WORK TO DO: Scan the lines below for the string "text" and report how many lines contain it, giving only the number.

-------

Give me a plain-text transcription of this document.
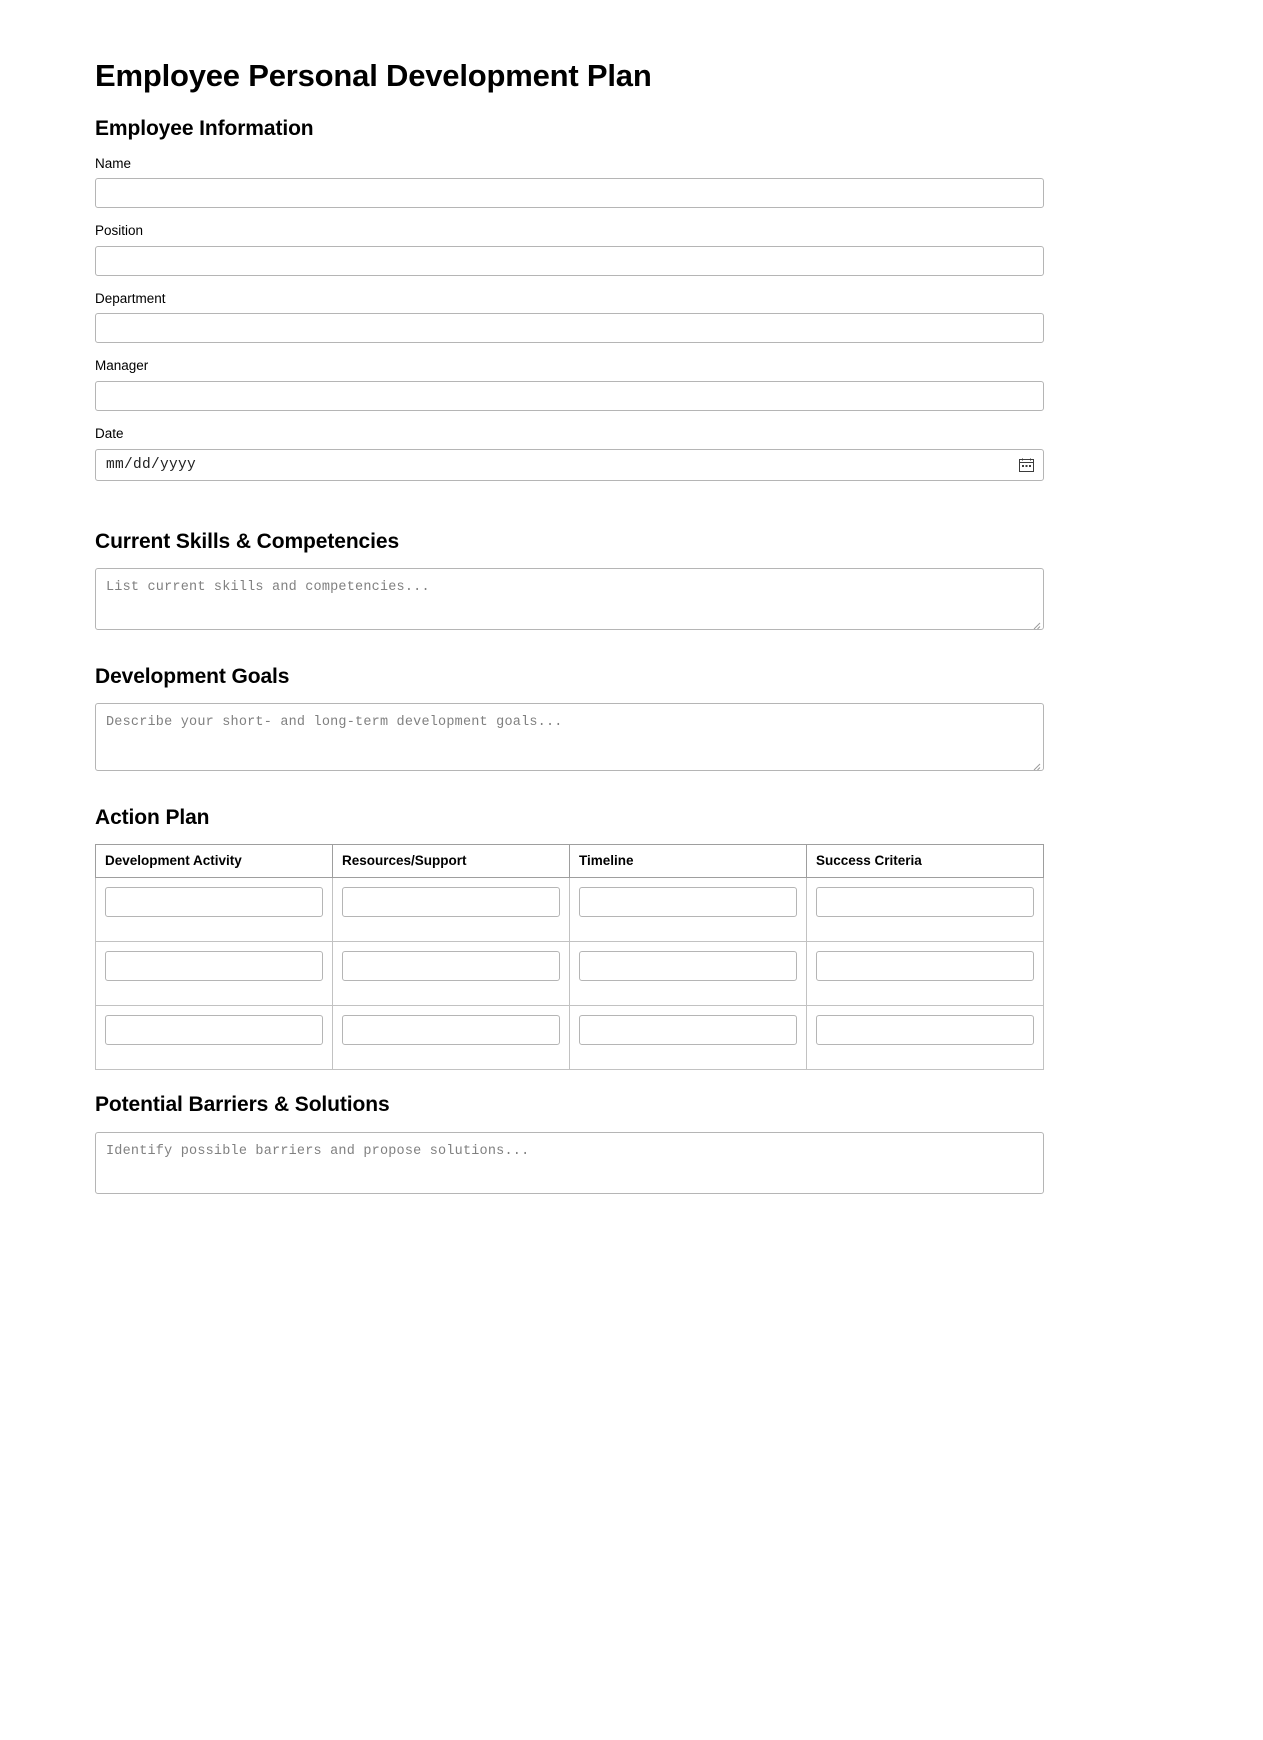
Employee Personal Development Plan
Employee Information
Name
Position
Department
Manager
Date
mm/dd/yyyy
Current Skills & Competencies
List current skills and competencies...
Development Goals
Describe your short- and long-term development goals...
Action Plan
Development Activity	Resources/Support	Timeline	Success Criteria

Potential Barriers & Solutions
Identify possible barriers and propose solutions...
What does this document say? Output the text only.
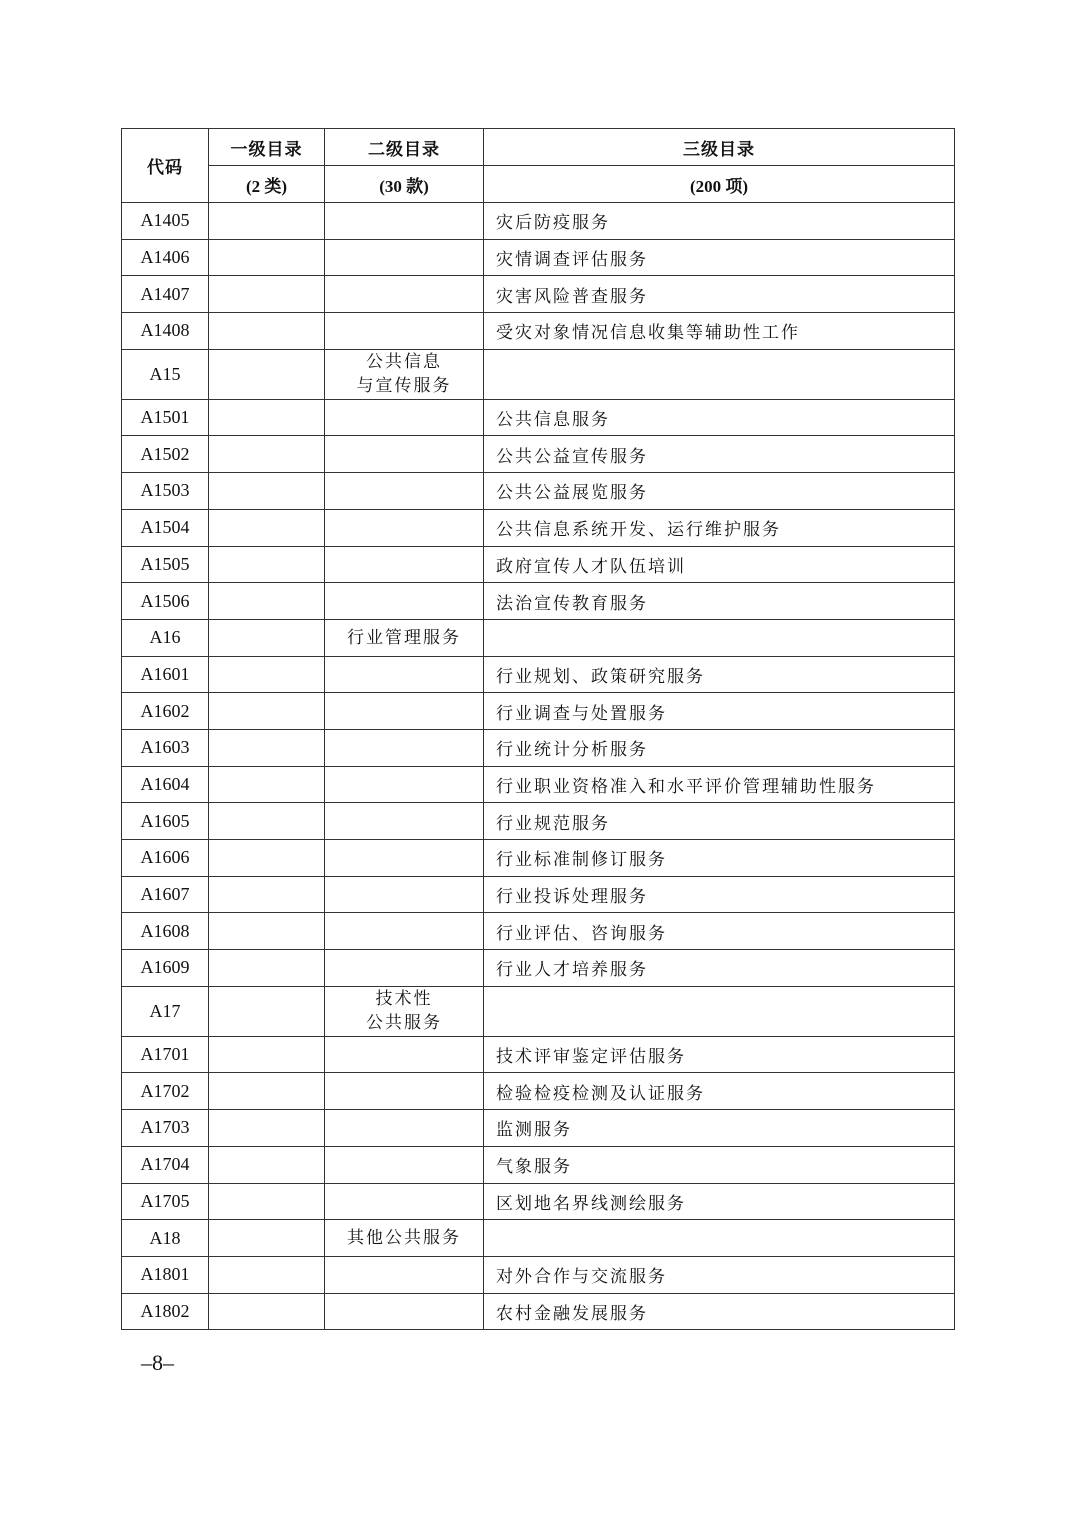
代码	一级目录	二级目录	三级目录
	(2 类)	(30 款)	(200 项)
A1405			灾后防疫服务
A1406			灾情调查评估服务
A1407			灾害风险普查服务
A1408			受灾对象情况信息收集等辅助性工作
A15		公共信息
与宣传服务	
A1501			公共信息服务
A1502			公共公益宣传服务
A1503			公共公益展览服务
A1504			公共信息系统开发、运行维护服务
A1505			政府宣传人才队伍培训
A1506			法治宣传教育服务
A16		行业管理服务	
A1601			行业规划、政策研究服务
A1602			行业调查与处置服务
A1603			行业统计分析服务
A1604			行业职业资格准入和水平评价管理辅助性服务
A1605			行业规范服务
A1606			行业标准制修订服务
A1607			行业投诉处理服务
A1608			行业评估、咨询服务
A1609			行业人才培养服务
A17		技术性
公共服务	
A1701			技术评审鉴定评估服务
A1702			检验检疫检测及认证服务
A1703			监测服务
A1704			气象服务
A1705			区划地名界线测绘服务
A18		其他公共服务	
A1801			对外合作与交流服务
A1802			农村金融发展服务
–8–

-------

ANSWER IN FULL: 2